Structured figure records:

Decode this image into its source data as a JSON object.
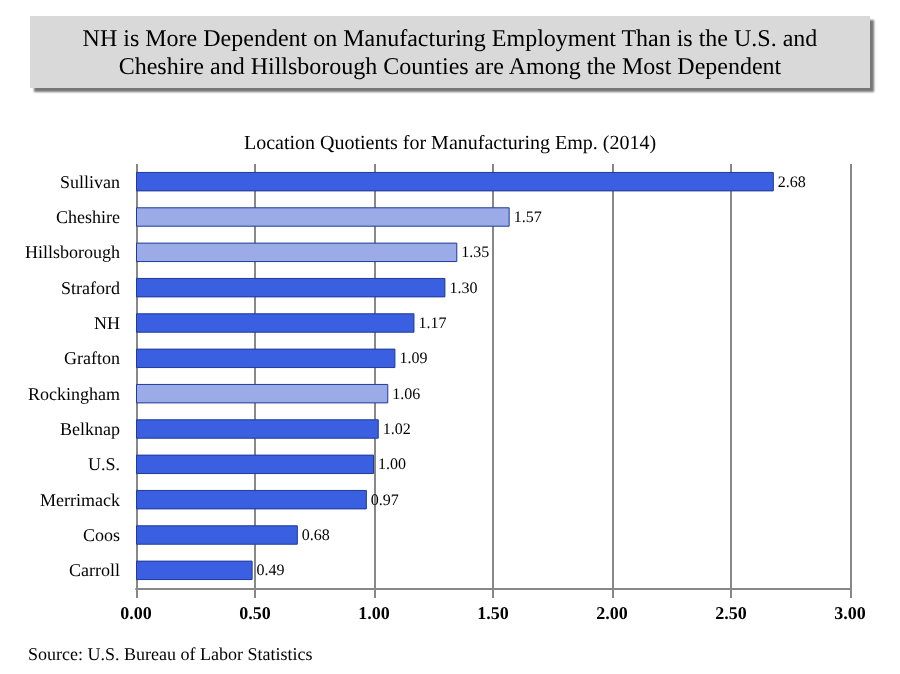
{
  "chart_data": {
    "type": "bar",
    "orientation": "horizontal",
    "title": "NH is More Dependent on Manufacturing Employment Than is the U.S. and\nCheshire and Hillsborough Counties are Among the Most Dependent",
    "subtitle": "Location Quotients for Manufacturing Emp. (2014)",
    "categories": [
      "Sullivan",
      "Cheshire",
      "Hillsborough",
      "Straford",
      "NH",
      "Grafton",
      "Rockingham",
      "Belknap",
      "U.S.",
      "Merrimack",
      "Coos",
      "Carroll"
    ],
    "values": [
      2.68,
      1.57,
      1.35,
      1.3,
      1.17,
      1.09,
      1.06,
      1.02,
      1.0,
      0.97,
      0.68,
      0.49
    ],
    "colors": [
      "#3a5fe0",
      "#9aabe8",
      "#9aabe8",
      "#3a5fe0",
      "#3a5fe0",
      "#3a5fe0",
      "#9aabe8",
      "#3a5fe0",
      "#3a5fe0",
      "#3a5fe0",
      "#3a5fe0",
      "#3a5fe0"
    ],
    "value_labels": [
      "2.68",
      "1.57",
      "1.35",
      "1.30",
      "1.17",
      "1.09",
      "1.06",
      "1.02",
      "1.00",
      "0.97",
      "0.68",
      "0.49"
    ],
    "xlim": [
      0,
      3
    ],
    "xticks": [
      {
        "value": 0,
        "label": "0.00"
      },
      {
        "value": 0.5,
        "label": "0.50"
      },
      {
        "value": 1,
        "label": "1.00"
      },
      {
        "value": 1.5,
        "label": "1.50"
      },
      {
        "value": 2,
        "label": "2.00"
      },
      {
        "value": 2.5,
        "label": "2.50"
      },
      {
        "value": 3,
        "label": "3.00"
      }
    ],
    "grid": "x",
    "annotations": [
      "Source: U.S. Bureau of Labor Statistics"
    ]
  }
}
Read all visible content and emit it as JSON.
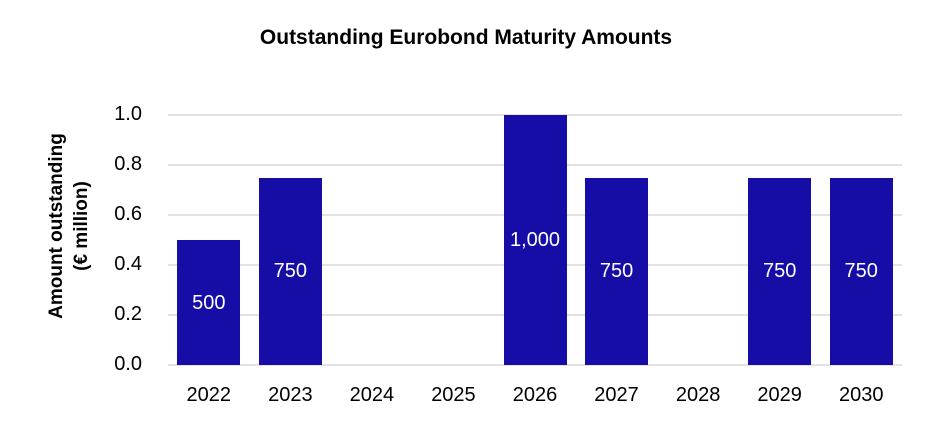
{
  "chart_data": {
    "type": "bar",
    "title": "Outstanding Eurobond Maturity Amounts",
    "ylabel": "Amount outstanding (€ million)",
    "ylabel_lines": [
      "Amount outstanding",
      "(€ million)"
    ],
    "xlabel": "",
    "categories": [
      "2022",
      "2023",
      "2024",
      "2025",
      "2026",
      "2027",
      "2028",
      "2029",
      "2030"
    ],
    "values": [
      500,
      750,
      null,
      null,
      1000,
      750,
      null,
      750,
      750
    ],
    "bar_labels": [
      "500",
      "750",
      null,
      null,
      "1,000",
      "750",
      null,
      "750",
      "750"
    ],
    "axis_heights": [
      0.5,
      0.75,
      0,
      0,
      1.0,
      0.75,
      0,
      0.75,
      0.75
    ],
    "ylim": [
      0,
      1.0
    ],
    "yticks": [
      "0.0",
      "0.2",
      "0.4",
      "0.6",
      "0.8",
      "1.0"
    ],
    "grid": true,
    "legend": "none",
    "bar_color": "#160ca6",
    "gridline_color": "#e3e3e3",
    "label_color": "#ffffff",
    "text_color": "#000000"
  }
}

• What is asked:
Return every line of the records exactly as given, pictures excluded.

• Result of this task:
Decode this image into its source data as a JSON object.
{
  "chart_data": {
    "type": "bar",
    "orientation": "horizontal",
    "title": "NH is More Dependent on Manufacturing Employment Than is the U.S. and\nCheshire and Hillsborough Counties are Among the Most Dependent",
    "subtitle": "Location Quotients for Manufacturing Emp. (2014)",
    "categories": [
      "Sullivan",
      "Cheshire",
      "Hillsborough",
      "Straford",
      "NH",
      "Grafton",
      "Rockingham",
      "Belknap",
      "U.S.",
      "Merrimack",
      "Coos",
      "Carroll"
    ],
    "values": [
      2.68,
      1.57,
      1.35,
      1.3,
      1.17,
      1.09,
      1.06,
      1.02,
      1.0,
      0.97,
      0.68,
      0.49
    ],
    "colors": [
      "#3a5fe0",
      "#9aabe8",
      "#9aabe8",
      "#3a5fe0",
      "#3a5fe0",
      "#3a5fe0",
      "#9aabe8",
      "#3a5fe0",
      "#3a5fe0",
      "#3a5fe0",
      "#3a5fe0",
      "#3a5fe0"
    ],
    "value_labels": [
      "2.68",
      "1.57",
      "1.35",
      "1.30",
      "1.17",
      "1.09",
      "1.06",
      "1.02",
      "1.00",
      "0.97",
      "0.68",
      "0.49"
    ],
    "xlim": [
      0,
      3
    ],
    "xticks": [
      {
        "value": 0,
        "label": "0.00"
      },
      {
        "value": 0.5,
        "label": "0.50"
      },
      {
        "value": 1,
        "label": "1.00"
      },
      {
        "value": 1.5,
        "label": "1.50"
      },
      {
        "value": 2,
        "label": "2.00"
      },
      {
        "value": 2.5,
        "label": "2.50"
      },
      {
        "value": 3,
        "label": "3.00"
      }
    ],
    "grid": "x",
    "annotations": [
      "Source: U.S. Bureau of Labor Statistics"
    ]
  }
}
Read all visible content and emit it as JSON.
{
  "chart_data": {
    "type": "bar",
    "title": "Outstanding Eurobond Maturity Amounts",
    "ylabel": "Amount outstanding (€ million)",
    "ylabel_lines": [
      "Amount outstanding",
      "(€ million)"
    ],
    "xlabel": "",
    "categories": [
      "2022",
      "2023",
      "2024",
      "2025",
      "2026",
      "2027",
      "2028",
      "2029",
      "2030"
    ],
    "values": [
      500,
      750,
      null,
      null,
      1000,
      750,
      null,
      750,
      750
    ],
    "bar_labels": [
      "500",
      "750",
      null,
      null,
      "1,000",
      "750",
      null,
      "750",
      "750"
    ],
    "axis_heights": [
      0.5,
      0.75,
      0,
      0,
      1.0,
      0.75,
      0,
      0.75,
      0.75
    ],
    "ylim": [
      0,
      1.0
    ],
    "yticks": [
      "0.0",
      "0.2",
      "0.4",
      "0.6",
      "0.8",
      "1.0"
    ],
    "grid": true,
    "legend": "none",
    "bar_color": "#160ca6",
    "gridline_color": "#e3e3e3",
    "label_color": "#ffffff",
    "text_color": "#000000"
  }
}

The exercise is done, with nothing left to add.